[Dataset listings of figures]
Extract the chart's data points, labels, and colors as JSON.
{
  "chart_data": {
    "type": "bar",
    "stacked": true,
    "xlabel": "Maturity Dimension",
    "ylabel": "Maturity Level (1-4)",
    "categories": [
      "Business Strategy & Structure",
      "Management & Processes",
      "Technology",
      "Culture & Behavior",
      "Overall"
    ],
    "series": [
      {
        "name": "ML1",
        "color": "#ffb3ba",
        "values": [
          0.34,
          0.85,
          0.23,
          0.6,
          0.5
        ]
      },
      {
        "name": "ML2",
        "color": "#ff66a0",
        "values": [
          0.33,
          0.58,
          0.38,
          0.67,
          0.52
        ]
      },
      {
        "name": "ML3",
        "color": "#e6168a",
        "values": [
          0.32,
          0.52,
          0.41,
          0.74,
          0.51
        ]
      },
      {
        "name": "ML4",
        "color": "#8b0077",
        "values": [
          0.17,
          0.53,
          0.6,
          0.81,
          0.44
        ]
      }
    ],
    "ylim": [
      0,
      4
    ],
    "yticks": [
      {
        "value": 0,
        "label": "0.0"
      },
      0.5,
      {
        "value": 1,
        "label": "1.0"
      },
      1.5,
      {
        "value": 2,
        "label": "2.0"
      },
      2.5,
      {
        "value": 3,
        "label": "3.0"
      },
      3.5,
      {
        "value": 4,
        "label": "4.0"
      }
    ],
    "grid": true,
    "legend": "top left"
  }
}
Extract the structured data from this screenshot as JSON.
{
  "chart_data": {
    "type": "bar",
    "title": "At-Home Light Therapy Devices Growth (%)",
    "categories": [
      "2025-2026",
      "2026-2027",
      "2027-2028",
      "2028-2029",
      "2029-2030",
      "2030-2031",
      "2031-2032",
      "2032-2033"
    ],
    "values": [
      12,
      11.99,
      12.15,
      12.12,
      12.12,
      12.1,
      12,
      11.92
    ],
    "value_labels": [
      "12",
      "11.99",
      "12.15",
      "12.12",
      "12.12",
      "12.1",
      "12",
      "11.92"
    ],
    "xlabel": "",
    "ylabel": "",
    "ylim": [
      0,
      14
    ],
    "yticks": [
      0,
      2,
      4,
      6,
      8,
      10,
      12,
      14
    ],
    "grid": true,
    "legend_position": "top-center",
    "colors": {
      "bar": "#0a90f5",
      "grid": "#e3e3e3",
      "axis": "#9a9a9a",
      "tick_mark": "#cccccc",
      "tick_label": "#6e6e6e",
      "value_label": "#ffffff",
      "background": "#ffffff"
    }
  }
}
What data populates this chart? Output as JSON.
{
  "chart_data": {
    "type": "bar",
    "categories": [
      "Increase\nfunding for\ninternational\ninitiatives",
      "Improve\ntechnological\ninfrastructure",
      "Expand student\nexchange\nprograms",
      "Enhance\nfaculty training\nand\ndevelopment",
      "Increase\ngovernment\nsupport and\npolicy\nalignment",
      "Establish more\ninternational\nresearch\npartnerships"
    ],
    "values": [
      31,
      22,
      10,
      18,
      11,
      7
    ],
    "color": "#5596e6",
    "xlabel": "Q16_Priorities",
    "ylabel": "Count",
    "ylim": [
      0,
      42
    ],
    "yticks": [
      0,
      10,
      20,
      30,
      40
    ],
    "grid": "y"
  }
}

[Exercise details]
Where a line in the material contains "this", copy that line.

[Expected answer]
Extract the structured data from this screenshot as JSON.
What data populates this chart? Output as JSON.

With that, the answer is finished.